- [WORK INSTRUCTIONS]
Please write out exactly the lines that begin at the line containing "Extract the structured" and run to the end of the records.

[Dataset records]
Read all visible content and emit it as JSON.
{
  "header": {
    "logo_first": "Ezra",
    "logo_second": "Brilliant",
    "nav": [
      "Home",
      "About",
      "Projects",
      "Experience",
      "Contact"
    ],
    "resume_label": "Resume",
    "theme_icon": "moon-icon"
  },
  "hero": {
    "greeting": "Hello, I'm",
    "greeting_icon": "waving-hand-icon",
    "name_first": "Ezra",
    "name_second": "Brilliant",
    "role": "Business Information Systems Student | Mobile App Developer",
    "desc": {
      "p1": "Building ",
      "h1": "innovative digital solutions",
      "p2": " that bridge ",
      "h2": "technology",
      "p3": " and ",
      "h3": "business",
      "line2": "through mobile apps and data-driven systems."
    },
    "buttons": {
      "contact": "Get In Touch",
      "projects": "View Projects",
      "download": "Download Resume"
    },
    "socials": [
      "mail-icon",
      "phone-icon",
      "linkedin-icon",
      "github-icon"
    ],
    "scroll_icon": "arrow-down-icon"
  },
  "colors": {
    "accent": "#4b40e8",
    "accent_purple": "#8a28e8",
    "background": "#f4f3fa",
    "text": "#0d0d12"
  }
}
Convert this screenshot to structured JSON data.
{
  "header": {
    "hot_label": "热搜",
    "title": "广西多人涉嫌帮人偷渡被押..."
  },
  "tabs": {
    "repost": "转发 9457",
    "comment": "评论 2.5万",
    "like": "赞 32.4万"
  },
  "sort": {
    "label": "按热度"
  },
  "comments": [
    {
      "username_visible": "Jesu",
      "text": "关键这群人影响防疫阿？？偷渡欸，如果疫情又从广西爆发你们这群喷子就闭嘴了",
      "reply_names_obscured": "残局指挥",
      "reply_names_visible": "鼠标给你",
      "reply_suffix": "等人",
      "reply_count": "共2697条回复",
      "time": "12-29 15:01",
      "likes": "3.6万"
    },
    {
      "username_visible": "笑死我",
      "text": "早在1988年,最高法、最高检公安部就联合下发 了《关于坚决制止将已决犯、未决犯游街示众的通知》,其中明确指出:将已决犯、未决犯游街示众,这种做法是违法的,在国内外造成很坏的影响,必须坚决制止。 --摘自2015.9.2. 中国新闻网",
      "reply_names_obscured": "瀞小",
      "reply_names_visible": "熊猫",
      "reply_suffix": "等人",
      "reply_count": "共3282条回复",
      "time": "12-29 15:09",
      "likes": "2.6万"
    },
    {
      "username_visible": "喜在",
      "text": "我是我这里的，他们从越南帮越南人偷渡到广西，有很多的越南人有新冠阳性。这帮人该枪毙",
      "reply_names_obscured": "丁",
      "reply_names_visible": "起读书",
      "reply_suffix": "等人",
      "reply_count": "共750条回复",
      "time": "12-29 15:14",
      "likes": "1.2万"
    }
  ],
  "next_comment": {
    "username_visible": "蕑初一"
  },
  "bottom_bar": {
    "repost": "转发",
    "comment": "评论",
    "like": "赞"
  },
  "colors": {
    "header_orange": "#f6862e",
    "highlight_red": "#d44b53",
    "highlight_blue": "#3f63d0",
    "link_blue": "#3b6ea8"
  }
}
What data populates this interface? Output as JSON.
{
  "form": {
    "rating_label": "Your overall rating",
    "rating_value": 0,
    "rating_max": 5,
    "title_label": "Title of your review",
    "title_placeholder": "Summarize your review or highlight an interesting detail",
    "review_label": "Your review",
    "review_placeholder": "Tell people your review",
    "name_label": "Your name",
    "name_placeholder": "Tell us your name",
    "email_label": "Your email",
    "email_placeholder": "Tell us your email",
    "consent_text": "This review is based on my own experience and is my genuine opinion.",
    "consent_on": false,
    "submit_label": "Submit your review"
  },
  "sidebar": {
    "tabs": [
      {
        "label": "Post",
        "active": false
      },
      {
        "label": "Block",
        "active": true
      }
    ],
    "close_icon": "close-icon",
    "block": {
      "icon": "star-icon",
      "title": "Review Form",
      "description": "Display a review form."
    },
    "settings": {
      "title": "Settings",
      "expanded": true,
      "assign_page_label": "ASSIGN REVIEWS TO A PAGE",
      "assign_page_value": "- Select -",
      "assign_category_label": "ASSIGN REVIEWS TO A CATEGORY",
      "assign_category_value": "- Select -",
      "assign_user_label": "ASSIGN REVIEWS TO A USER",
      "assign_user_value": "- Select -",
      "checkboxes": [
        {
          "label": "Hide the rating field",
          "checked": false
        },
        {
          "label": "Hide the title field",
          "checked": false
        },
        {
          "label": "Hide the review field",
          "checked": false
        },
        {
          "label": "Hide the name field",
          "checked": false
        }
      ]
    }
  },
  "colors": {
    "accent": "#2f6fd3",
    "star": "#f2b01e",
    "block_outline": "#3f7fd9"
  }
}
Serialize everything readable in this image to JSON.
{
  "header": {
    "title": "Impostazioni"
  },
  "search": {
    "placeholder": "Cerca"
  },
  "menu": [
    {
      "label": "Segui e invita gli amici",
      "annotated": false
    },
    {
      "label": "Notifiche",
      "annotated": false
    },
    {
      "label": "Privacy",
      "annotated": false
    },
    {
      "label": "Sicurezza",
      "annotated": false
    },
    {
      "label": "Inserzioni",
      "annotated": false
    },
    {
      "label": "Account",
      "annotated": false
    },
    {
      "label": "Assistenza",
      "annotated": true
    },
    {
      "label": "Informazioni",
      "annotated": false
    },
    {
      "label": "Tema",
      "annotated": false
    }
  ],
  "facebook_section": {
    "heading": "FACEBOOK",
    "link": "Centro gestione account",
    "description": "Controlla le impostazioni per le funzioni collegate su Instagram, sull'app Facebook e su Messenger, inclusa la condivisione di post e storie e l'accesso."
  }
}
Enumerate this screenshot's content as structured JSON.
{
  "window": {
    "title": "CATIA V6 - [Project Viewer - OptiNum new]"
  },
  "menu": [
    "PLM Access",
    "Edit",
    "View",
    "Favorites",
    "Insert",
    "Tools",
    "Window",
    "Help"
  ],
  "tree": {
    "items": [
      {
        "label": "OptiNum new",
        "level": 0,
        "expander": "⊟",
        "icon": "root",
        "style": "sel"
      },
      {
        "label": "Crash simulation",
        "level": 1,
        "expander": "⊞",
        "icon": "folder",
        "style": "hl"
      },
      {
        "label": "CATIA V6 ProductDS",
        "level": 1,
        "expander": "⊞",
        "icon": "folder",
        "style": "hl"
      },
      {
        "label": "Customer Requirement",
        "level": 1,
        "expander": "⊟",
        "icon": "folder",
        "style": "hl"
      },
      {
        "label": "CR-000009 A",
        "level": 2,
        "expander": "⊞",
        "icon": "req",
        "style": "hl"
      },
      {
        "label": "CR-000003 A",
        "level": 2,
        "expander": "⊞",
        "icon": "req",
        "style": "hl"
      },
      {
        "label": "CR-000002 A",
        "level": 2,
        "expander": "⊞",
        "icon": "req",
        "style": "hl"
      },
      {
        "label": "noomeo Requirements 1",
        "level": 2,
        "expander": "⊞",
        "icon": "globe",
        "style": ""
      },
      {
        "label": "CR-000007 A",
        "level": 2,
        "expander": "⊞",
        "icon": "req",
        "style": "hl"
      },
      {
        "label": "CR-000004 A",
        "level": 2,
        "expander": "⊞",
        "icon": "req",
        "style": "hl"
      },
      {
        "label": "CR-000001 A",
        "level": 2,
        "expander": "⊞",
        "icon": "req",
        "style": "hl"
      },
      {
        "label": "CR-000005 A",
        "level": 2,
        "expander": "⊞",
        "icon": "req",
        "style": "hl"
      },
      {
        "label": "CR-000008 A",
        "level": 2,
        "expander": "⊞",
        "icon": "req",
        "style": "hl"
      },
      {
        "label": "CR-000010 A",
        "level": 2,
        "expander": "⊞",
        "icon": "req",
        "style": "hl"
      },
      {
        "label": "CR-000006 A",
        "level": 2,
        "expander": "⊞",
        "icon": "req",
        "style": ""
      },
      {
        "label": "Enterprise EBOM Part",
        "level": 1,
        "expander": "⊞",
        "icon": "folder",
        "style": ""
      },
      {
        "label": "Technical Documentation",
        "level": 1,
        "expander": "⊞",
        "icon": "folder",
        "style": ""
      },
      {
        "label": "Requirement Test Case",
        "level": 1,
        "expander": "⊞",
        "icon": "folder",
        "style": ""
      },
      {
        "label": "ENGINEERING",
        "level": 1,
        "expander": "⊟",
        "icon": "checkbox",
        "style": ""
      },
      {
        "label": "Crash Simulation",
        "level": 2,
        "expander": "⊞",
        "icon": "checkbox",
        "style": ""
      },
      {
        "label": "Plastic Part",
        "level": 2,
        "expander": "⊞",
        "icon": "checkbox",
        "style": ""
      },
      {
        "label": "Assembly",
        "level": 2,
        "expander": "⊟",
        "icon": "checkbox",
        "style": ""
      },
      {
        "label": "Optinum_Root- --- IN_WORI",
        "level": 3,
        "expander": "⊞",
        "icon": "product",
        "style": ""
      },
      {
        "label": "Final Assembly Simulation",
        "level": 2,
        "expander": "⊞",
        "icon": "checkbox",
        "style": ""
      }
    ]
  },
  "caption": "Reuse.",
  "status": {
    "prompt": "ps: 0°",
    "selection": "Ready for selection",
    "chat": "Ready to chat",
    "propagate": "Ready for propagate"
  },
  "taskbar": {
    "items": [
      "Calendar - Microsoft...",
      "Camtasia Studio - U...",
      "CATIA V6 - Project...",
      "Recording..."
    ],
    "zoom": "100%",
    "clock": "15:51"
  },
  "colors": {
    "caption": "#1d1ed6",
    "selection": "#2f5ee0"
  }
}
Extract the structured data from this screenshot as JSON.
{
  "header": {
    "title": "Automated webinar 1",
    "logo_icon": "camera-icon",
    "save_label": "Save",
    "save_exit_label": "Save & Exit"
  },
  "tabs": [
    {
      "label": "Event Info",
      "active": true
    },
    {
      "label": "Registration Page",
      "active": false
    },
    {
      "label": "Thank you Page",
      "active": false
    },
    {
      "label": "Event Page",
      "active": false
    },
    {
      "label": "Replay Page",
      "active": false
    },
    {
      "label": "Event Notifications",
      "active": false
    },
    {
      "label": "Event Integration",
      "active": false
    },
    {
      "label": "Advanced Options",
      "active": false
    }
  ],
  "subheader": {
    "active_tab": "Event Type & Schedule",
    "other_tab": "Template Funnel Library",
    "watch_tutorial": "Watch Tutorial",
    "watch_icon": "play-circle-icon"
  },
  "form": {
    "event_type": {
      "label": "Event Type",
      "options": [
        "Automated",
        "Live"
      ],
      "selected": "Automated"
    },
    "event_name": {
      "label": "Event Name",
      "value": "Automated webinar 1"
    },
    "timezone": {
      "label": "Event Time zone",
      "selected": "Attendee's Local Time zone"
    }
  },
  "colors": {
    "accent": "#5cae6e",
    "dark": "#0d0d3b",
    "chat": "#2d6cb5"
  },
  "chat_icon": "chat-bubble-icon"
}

- [EXERCISE RESULT]
Extract the structured data from this screenshot as JSON.
{
  "header": {
    "title": "Automated webinar 1",
    "logo_icon": "camera-icon",
    "save_label": "Save",
    "save_exit_label": "Save & Exit"
  },
  "tabs": [
    {
      "label": "Event Info",
      "active": true
    },
    {
      "label": "Registration Page",
      "active": false
    },
    {
      "label": "Thank you Page",
      "active": false
    },
    {
      "label": "Event Page",
      "active": false
    },
    {
      "label": "Replay Page",
      "active": false
    },
    {
      "label": "Event Notifications",
      "active": false
    },
    {
      "label": "Event Integration",
      "active": false
    },
    {
      "label": "Advanced Options",
      "active": false
    }
  ],
  "subheader": {
    "active_tab": "Event Type & Schedule",
    "other_tab": "Template Funnel Library",
    "watch_tutorial": "Watch Tutorial",
    "watch_icon": "play-circle-icon"
  },
  "form": {
    "event_type": {
      "label": "Event Type",
      "options": [
        "Automated",
        "Live"
      ],
      "selected": "Automated"
    },
    "event_name": {
      "label": "Event Name",
      "value": "Automated webinar 1"
    },
    "timezone": {
      "label": "Event Time zone",
      "selected": "Attendee's Local Time zone"
    }
  },
  "colors": {
    "accent": "#5cae6e",
    "dark": "#0d0d3b",
    "chat": "#2d6cb5"
  },
  "chat_icon": "chat-bubble-icon"
}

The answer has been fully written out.